» Task details:
Write every line of the material out exactly as shown.

» Material provided:
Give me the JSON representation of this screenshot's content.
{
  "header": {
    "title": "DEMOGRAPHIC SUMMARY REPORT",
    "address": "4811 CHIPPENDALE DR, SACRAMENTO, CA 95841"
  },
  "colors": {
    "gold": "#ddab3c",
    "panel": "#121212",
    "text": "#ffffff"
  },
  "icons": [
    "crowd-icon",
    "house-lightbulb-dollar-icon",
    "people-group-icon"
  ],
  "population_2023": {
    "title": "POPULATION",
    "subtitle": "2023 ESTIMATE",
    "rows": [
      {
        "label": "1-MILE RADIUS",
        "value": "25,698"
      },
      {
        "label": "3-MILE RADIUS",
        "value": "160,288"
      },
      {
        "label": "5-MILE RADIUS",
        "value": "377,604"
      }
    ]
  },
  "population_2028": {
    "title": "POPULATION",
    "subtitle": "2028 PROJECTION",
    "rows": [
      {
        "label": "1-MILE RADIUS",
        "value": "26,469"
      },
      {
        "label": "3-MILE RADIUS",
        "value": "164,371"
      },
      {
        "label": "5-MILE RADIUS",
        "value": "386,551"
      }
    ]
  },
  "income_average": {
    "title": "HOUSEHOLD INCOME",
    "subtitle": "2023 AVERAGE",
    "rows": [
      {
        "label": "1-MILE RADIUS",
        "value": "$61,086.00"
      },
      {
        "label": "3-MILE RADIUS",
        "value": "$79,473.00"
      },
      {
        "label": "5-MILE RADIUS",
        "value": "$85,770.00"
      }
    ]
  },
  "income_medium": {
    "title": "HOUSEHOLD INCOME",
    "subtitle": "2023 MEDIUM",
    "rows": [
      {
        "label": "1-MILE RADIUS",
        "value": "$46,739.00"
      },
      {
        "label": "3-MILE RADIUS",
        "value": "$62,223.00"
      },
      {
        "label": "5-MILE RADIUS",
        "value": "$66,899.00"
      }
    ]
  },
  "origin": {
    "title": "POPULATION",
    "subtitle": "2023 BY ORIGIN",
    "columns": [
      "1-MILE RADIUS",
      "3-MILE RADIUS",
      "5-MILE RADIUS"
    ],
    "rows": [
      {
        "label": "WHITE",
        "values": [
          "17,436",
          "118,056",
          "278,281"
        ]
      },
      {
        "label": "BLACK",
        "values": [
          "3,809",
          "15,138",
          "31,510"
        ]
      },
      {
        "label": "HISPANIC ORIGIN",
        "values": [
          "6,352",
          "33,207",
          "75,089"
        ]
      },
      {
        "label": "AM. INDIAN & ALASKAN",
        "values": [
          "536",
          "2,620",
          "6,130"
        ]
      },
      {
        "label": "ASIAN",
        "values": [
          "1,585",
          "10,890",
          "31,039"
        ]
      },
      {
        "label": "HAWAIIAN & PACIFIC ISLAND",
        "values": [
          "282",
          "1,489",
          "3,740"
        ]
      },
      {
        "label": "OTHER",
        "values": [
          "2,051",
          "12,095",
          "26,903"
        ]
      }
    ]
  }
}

» Output:
Give me the JSON representation of this screenshot's content.
{
  "header": {
    "title": "DEMOGRAPHIC SUMMARY REPORT",
    "address": "4811 CHIPPENDALE DR, SACRAMENTO, CA 95841"
  },
  "colors": {
    "gold": "#ddab3c",
    "panel": "#121212",
    "text": "#ffffff"
  },
  "icons": [
    "crowd-icon",
    "house-lightbulb-dollar-icon",
    "people-group-icon"
  ],
  "population_2023": {
    "title": "POPULATION",
    "subtitle": "2023 ESTIMATE",
    "rows": [
      {
        "label": "1-MILE RADIUS",
        "value": "25,698"
      },
      {
        "label": "3-MILE RADIUS",
        "value": "160,288"
      },
      {
        "label": "5-MILE RADIUS",
        "value": "377,604"
      }
    ]
  },
  "population_2028": {
    "title": "POPULATION",
    "subtitle": "2028 PROJECTION",
    "rows": [
      {
        "label": "1-MILE RADIUS",
        "value": "26,469"
      },
      {
        "label": "3-MILE RADIUS",
        "value": "164,371"
      },
      {
        "label": "5-MILE RADIUS",
        "value": "386,551"
      }
    ]
  },
  "income_average": {
    "title": "HOUSEHOLD INCOME",
    "subtitle": "2023 AVERAGE",
    "rows": [
      {
        "label": "1-MILE RADIUS",
        "value": "$61,086.00"
      },
      {
        "label": "3-MILE RADIUS",
        "value": "$79,473.00"
      },
      {
        "label": "5-MILE RADIUS",
        "value": "$85,770.00"
      }
    ]
  },
  "income_medium": {
    "title": "HOUSEHOLD INCOME",
    "subtitle": "2023 MEDIUM",
    "rows": [
      {
        "label": "1-MILE RADIUS",
        "value": "$46,739.00"
      },
      {
        "label": "3-MILE RADIUS",
        "value": "$62,223.00"
      },
      {
        "label": "5-MILE RADIUS",
        "value": "$66,899.00"
      }
    ]
  },
  "origin": {
    "title": "POPULATION",
    "subtitle": "2023 BY ORIGIN",
    "columns": [
      "1-MILE RADIUS",
      "3-MILE RADIUS",
      "5-MILE RADIUS"
    ],
    "rows": [
      {
        "label": "WHITE",
        "values": [
          "17,436",
          "118,056",
          "278,281"
        ]
      },
      {
        "label": "BLACK",
        "values": [
          "3,809",
          "15,138",
          "31,510"
        ]
      },
      {
        "label": "HISPANIC ORIGIN",
        "values": [
          "6,352",
          "33,207",
          "75,089"
        ]
      },
      {
        "label": "AM. INDIAN & ALASKAN",
        "values": [
          "536",
          "2,620",
          "6,130"
        ]
      },
      {
        "label": "ASIAN",
        "values": [
          "1,585",
          "10,890",
          "31,039"
        ]
      },
      {
        "label": "HAWAIIAN & PACIFIC ISLAND",
        "values": [
          "282",
          "1,489",
          "3,740"
        ]
      },
      {
        "label": "OTHER",
        "values": [
          "2,051",
          "12,095",
          "26,903"
        ]
      }
    ]
  }
}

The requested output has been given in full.